▶ [Do this] In the entries below, find the lines that contain the word "image" and copy them.
begin Listed records
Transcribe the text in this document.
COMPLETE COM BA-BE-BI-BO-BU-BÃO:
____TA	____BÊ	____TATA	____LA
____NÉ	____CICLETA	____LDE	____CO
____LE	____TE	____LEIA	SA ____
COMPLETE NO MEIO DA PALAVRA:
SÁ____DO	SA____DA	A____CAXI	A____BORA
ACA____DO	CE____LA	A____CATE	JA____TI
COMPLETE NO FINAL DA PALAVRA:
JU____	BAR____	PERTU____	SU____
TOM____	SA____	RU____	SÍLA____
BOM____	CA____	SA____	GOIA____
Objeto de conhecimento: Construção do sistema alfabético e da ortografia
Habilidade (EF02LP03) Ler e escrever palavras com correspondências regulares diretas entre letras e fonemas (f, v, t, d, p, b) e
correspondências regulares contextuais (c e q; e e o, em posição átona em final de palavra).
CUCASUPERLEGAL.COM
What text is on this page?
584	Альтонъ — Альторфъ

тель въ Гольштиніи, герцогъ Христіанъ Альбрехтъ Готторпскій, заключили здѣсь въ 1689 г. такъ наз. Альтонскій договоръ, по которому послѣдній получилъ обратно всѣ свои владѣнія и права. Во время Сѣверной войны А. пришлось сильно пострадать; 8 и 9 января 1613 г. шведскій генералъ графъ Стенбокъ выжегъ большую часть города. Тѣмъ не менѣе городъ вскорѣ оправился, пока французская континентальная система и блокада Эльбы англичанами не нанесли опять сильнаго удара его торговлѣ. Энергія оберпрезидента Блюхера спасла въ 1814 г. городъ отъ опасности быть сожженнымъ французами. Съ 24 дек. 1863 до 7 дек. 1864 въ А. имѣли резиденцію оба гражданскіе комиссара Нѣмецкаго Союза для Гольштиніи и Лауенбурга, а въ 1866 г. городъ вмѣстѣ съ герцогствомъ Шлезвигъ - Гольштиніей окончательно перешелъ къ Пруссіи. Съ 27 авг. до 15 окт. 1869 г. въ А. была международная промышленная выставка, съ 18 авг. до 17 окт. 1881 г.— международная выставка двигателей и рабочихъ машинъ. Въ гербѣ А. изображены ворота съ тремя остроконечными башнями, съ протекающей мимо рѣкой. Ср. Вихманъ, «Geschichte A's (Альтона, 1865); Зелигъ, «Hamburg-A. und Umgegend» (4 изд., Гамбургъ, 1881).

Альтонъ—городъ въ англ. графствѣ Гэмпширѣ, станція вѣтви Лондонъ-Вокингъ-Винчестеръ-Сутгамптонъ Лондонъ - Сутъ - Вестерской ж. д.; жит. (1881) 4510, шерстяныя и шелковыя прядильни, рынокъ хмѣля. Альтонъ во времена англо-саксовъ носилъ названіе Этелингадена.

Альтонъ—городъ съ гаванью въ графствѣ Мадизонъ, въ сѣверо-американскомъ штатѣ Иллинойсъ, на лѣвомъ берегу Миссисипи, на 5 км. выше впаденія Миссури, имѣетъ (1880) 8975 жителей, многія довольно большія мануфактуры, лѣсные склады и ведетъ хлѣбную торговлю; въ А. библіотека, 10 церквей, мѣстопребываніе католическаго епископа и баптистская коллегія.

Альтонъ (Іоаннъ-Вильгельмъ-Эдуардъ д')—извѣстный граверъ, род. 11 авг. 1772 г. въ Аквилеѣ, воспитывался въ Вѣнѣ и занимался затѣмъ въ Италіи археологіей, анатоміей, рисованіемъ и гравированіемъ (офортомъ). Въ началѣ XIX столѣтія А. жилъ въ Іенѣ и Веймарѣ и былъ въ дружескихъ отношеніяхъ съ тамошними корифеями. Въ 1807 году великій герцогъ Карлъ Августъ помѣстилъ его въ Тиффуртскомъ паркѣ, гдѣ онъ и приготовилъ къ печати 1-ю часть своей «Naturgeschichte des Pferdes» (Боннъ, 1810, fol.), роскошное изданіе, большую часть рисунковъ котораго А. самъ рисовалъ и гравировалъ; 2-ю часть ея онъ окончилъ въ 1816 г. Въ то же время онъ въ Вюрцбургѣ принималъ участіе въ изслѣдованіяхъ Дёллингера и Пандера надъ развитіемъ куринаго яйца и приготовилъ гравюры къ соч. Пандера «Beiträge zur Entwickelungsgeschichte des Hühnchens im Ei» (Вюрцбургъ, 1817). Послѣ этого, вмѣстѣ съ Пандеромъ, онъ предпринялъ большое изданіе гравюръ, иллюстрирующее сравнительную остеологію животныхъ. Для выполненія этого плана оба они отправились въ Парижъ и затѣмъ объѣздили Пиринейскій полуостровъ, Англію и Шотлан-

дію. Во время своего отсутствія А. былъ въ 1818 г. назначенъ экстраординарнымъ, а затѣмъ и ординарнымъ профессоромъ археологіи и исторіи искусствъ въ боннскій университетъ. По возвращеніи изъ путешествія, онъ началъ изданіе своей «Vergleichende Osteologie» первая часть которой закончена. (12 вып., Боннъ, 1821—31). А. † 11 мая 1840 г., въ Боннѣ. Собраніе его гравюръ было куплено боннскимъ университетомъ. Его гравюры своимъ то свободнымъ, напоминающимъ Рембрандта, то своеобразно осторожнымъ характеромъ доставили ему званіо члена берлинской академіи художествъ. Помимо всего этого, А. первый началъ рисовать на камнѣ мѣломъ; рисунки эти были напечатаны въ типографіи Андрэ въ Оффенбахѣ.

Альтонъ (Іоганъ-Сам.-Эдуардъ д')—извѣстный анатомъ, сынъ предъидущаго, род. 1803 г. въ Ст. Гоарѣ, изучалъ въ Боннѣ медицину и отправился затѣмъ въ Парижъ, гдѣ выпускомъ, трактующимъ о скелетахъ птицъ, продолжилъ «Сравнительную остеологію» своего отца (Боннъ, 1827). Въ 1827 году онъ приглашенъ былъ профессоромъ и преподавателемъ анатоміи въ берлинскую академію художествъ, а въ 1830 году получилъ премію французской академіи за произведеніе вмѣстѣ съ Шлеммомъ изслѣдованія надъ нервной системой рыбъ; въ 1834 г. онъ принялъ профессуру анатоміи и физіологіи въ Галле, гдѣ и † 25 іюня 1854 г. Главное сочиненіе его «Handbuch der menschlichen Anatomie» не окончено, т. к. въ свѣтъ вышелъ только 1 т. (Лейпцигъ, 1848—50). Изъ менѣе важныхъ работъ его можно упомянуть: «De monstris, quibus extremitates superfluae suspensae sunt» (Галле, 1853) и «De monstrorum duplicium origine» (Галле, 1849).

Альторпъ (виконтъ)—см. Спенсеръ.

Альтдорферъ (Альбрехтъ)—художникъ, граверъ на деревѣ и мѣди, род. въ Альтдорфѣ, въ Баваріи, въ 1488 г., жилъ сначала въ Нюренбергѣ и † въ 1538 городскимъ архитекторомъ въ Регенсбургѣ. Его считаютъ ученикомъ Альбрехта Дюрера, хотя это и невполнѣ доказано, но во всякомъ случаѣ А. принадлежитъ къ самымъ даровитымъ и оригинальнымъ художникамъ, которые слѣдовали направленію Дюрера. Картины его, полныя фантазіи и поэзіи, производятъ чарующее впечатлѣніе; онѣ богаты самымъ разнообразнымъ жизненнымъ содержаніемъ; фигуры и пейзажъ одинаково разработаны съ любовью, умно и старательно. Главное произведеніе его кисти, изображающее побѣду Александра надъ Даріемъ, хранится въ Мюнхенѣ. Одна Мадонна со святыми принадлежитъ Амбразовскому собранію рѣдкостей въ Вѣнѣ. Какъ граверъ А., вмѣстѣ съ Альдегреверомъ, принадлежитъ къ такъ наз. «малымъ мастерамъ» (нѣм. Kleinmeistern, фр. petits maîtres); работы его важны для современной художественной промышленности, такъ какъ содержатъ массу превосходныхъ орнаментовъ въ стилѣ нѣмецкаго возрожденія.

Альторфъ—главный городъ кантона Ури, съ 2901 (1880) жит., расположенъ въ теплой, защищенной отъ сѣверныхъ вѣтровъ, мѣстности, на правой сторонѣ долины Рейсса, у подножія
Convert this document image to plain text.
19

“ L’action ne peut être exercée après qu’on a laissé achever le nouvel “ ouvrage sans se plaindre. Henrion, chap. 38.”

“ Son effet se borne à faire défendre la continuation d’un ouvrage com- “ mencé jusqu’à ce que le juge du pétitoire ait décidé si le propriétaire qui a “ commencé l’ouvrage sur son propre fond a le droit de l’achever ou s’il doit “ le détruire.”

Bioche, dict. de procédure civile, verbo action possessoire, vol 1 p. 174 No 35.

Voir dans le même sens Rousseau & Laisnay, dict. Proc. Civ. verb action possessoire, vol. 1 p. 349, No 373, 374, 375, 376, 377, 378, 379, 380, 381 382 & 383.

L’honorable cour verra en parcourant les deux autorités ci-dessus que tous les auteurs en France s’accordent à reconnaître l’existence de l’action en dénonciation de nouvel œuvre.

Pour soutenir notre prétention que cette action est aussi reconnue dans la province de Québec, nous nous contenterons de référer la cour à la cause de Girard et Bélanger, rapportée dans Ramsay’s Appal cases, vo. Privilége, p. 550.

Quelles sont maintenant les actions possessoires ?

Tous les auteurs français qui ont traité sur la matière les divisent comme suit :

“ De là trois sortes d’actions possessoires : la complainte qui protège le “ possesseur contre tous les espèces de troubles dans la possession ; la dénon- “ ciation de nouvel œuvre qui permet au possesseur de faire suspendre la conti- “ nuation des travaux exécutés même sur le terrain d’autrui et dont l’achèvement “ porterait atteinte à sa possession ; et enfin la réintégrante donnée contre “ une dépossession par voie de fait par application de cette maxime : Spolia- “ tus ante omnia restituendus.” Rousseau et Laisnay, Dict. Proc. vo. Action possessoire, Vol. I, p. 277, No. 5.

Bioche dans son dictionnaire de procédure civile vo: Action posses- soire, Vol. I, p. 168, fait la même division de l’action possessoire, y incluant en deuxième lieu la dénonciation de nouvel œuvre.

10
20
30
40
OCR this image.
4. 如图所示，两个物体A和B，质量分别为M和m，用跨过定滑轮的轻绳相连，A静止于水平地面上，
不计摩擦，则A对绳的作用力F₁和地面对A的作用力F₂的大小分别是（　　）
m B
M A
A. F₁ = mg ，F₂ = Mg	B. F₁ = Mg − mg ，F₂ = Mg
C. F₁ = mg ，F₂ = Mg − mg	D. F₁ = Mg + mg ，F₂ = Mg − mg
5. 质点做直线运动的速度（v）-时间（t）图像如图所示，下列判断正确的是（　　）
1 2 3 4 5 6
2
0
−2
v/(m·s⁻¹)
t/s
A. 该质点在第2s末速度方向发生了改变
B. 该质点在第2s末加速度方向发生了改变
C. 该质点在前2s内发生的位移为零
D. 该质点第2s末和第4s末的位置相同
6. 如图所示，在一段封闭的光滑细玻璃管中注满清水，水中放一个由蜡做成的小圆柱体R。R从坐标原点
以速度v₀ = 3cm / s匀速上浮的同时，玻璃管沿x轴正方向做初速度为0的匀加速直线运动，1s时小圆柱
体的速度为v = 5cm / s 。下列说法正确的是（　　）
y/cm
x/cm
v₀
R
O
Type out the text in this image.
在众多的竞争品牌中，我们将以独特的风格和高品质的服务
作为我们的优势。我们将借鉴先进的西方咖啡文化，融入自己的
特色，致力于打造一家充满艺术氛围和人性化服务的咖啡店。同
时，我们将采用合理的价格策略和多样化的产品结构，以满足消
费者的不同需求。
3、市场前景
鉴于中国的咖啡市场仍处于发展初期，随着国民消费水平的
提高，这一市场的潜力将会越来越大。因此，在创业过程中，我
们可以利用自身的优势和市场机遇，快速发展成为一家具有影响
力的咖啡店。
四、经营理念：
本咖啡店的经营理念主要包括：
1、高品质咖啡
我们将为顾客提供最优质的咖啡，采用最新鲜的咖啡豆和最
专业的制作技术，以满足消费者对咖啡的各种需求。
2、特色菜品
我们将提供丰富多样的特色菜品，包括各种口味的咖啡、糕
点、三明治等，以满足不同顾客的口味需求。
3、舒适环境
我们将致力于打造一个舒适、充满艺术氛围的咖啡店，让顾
end Listed records
▶ [Solved exercise]
Convert this document image to plain text.
OCR this image.
Type out the text in this image.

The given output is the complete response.